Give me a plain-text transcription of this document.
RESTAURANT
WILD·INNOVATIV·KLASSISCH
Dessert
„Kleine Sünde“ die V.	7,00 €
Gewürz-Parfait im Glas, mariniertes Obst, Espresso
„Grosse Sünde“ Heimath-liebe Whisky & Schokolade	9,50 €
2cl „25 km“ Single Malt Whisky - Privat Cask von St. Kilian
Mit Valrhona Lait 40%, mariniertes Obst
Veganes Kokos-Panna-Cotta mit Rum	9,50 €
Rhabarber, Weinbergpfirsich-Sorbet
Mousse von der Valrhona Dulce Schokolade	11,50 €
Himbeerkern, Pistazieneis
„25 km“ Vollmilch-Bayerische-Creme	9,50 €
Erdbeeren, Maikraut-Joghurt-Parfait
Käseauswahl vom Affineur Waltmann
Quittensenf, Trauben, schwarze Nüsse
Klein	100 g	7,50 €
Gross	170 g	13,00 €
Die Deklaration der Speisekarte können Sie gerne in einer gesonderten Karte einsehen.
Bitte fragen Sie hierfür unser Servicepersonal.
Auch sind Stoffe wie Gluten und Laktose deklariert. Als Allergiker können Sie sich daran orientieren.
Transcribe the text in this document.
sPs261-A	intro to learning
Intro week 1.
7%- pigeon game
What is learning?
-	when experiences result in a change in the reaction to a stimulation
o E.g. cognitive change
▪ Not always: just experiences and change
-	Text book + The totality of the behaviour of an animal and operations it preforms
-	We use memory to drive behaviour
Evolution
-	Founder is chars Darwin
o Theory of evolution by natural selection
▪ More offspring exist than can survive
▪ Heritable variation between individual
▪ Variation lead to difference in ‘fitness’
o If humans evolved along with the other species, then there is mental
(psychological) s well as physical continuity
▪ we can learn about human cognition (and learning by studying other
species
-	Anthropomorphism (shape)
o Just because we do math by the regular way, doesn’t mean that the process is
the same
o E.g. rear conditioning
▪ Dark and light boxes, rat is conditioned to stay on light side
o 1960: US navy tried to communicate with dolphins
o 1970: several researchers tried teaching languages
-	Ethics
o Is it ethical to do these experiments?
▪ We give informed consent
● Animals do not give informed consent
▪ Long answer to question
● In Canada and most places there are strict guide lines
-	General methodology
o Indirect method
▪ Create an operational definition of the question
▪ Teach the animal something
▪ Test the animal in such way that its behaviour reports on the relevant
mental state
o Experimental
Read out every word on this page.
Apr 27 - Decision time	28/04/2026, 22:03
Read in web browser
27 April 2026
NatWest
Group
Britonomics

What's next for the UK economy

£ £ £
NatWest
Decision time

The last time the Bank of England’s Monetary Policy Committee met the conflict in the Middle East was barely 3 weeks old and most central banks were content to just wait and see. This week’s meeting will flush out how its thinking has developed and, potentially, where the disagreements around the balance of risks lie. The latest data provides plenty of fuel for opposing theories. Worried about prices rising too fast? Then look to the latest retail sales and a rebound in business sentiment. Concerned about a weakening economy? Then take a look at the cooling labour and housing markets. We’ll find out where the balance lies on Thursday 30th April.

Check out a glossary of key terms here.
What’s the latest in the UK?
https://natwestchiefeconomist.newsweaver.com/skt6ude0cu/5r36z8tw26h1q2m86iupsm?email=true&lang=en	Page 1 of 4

▶ _Exercise goal_
Take the lines above and print them exactly.

▶ _Exercise response_
Give me a plain-text transcription of this document.
RESTAURANT
WILD·INNOVATIV·KLASSISCH
Dessert
„Kleine Sünde“ die V.	7,00 €
Gewürz-Parfait im Glas, mariniertes Obst, Espresso
„Grosse Sünde“ Heimath-liebe Whisky & Schokolade	9,50 €
2cl „25 km“ Single Malt Whisky - Privat Cask von St. Kilian
Mit Valrhona Lait 40%, mariniertes Obst
Veganes Kokos-Panna-Cotta mit Rum	9,50 €
Rhabarber, Weinbergpfirsich-Sorbet
Mousse von der Valrhona Dulce Schokolade	11,50 €
Himbeerkern, Pistazieneis
„25 km“ Vollmilch-Bayerische-Creme	9,50 €
Erdbeeren, Maikraut-Joghurt-Parfait
Käseauswahl vom Affineur Waltmann
Quittensenf, Trauben, schwarze Nüsse
Klein	100 g	7,50 €
Gross	170 g	13,00 €
Die Deklaration der Speisekarte können Sie gerne in einer gesonderten Karte einsehen.
Bitte fragen Sie hierfür unser Servicepersonal.
Auch sind Stoffe wie Gluten und Laktose deklariert. Als Allergiker können Sie sich daran orientieren.
Transcribe the text in this document.
sPs261-A	intro to learning
Intro week 1.
7%- pigeon game
What is learning?
-	when experiences result in a change in the reaction to a stimulation
o E.g. cognitive change
▪ Not always: just experiences and change
-	Text book + The totality of the behaviour of an animal and operations it preforms
-	We use memory to drive behaviour
Evolution
-	Founder is chars Darwin
o Theory of evolution by natural selection
▪ More offspring exist than can survive
▪ Heritable variation between individual
▪ Variation lead to difference in ‘fitness’
o If humans evolved along with the other species, then there is mental
(psychological) s well as physical continuity
▪ we can learn about human cognition (and learning by studying other
species
-	Anthropomorphism (shape)
o Just because we do math by the regular way, doesn’t mean that the process is
the same
o E.g. rear conditioning
▪ Dark and light boxes, rat is conditioned to stay on light side
o 1960: US navy tried to communicate with dolphins
o 1970: several researchers tried teaching languages
-	Ethics
o Is it ethical to do these experiments?
▪ We give informed consent
● Animals do not give informed consent
▪ Long answer to question
● In Canada and most places there are strict guide lines
-	General methodology
o Indirect method
▪ Create an operational definition of the question
▪ Teach the animal something
▪ Test the animal in such way that its behaviour reports on the relevant
mental state
o Experimental
Read out every word on this page.
Apr 27 - Decision time	28/04/2026, 22:03
Read in web browser
27 April 2026
NatWest
Group
Britonomics

What's next for the UK economy

£ £ £
NatWest
Decision time

The last time the Bank of England’s Monetary Policy Committee met the conflict in the Middle East was barely 3 weeks old and most central banks were content to just wait and see. This week’s meeting will flush out how its thinking has developed and, potentially, where the disagreements around the balance of risks lie. The latest data provides plenty of fuel for opposing theories. Worried about prices rising too fast? Then look to the latest retail sales and a rebound in business sentiment. Concerned about a weakening economy? Then take a look at the cooling labour and housing markets. We’ll find out where the balance lies on Thursday 30th April.

Check out a glossary of key terms here.
What’s the latest in the UK?
https://natwestchiefeconomist.newsweaver.com/skt6ude0cu/5r36z8tw26h1q2m86iupsm?email=true&lang=en	Page 1 of 4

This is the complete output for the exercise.